### TASK OBJECTIVE
Lines before the one containing "Give me the" are excluded; reproduce that line and all lines after it in the entries below, exactly.

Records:
__________

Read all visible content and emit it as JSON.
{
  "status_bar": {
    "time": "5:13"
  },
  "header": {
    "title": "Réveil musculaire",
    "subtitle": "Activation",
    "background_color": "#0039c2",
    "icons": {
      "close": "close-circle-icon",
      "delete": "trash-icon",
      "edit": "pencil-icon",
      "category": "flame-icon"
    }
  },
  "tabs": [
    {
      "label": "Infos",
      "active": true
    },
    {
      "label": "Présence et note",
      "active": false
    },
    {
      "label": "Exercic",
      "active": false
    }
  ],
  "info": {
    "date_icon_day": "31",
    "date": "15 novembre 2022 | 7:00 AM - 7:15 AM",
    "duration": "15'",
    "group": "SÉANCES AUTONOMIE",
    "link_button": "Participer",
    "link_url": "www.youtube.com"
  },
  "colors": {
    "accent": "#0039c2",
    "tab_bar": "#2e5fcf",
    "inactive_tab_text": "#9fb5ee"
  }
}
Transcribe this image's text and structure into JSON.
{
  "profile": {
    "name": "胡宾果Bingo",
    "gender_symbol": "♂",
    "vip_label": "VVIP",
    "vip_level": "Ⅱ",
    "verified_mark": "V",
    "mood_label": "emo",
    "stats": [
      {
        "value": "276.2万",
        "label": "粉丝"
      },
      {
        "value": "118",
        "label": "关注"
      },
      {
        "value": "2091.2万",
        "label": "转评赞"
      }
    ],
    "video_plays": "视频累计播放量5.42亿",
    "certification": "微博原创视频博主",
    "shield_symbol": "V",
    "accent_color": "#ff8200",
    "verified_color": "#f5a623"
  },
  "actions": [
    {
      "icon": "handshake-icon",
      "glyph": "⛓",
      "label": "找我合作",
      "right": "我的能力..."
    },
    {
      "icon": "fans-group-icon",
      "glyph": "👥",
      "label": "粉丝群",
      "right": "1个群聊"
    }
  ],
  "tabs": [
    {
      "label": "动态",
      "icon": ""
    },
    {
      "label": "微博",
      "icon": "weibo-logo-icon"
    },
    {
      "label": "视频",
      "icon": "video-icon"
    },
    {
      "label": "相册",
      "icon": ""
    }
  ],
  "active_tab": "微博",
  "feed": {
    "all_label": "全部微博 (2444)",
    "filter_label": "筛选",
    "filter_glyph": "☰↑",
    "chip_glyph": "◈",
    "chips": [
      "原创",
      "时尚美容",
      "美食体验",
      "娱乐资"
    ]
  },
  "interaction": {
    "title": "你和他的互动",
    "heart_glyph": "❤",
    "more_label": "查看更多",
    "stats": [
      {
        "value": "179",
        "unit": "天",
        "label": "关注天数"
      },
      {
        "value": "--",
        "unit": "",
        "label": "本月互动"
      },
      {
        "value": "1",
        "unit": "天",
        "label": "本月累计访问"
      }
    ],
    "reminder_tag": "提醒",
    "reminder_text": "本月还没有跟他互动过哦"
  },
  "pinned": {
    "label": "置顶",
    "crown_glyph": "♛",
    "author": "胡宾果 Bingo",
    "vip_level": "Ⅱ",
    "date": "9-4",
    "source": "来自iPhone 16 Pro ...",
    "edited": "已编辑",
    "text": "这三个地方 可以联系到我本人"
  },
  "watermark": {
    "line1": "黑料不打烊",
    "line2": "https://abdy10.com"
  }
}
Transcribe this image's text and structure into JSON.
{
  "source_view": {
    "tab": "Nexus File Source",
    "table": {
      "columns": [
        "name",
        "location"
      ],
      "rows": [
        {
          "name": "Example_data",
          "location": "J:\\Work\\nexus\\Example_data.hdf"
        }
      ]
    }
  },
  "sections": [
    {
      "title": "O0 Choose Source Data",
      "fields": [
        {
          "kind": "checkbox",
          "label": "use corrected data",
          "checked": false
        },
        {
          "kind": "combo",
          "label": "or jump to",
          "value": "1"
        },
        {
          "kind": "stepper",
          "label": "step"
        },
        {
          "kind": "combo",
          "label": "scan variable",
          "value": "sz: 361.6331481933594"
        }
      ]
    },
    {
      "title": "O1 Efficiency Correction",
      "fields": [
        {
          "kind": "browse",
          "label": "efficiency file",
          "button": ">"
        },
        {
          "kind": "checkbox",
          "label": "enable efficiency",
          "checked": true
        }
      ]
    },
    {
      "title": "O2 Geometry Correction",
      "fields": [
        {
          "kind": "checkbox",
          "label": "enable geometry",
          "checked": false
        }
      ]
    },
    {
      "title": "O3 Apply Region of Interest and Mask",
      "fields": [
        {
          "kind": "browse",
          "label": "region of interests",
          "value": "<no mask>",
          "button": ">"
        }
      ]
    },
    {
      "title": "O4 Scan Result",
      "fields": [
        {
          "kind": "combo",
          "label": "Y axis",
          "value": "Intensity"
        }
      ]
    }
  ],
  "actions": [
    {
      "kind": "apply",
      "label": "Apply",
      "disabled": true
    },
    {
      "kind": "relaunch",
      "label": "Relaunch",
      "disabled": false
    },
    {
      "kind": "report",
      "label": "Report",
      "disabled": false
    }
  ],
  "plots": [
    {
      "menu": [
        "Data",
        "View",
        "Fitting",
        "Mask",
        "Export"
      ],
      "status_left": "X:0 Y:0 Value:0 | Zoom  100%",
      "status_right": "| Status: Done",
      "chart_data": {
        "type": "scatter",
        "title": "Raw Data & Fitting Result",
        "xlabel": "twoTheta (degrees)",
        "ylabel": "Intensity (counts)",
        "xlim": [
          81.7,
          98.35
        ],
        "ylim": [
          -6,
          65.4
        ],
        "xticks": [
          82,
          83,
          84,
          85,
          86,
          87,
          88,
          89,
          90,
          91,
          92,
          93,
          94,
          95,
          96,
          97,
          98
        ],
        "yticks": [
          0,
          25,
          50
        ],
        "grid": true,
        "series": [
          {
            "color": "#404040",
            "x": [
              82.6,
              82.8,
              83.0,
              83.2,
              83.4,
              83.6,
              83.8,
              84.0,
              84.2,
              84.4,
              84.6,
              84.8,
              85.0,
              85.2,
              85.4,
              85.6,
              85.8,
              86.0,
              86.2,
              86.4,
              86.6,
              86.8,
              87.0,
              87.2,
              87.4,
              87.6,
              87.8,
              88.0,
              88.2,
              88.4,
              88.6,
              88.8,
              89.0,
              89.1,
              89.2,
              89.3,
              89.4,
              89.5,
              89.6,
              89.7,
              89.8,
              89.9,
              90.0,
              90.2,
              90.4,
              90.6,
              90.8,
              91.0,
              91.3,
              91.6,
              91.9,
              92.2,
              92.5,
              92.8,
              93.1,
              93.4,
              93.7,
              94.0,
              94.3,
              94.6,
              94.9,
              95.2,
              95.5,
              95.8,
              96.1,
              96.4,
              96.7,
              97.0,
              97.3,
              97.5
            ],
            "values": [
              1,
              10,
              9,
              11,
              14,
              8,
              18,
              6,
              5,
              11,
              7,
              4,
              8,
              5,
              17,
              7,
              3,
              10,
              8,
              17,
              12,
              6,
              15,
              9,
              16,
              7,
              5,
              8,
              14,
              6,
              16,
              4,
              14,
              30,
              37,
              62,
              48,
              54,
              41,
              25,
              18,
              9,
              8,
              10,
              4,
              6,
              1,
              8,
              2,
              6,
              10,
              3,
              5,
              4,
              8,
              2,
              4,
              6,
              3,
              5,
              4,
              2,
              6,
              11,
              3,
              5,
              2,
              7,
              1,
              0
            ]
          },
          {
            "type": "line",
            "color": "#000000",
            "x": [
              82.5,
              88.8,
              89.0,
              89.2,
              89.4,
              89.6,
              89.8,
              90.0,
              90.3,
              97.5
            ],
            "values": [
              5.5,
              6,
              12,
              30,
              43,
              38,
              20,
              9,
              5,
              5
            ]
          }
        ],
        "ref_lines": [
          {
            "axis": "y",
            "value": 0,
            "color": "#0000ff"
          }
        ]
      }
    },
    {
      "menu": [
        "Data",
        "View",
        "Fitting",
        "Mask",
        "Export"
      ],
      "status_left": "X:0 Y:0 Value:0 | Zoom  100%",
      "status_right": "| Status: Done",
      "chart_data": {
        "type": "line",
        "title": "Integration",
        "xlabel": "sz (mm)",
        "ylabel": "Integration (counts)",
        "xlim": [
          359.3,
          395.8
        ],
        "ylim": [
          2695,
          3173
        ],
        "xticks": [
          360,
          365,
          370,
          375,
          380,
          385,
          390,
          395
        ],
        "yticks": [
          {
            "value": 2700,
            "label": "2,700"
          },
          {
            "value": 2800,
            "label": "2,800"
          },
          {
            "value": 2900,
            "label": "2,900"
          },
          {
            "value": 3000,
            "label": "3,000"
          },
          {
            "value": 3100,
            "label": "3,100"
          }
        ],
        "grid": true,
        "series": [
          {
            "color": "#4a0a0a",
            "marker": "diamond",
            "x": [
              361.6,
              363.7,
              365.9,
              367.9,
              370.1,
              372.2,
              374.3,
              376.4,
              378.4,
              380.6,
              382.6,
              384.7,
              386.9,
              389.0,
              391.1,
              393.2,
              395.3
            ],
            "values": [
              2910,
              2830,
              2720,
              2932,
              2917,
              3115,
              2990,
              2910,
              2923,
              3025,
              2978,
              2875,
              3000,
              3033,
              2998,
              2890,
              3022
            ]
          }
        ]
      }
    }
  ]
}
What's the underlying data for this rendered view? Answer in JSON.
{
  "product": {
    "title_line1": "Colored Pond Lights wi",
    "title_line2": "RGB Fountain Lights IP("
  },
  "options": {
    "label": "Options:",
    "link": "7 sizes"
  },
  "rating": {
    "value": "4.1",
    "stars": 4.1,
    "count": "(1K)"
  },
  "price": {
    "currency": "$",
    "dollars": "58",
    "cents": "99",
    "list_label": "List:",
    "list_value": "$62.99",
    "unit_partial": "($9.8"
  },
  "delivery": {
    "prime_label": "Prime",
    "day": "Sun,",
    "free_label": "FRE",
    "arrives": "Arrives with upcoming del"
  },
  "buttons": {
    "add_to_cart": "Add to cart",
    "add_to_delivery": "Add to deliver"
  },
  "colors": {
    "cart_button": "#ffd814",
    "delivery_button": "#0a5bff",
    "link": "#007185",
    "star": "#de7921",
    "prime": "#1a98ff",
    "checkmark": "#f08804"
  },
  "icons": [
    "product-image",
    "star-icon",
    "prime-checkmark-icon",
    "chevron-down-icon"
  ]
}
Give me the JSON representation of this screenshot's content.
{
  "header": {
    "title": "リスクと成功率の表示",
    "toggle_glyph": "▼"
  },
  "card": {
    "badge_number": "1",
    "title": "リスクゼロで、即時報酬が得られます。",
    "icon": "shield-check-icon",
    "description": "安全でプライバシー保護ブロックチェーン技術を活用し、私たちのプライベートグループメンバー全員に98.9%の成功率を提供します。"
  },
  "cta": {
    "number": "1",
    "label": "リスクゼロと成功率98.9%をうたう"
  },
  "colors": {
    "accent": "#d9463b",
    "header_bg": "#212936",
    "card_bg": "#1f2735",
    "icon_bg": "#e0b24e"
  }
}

__________

### THE OUTPUT
Give me the JSON representation of this screenshot's content.
{
  "header": {
    "title": "リスクと成功率の表示",
    "toggle_glyph": "▼"
  },
  "card": {
    "badge_number": "1",
    "title": "リスクゼロで、即時報酬が得られます。",
    "icon": "shield-check-icon",
    "description": "安全でプライバシー保護ブロックチェーン技術を活用し、私たちのプライベートグループメンバー全員に98.9%の成功率を提供します。"
  },
  "cta": {
    "number": "1",
    "label": "リスクゼロと成功率98.9%をうたう"
  },
  "colors": {
    "accent": "#d9463b",
    "header_bg": "#212936",
    "card_bg": "#1f2735",
    "icon_bg": "#e0b24e"
  }
}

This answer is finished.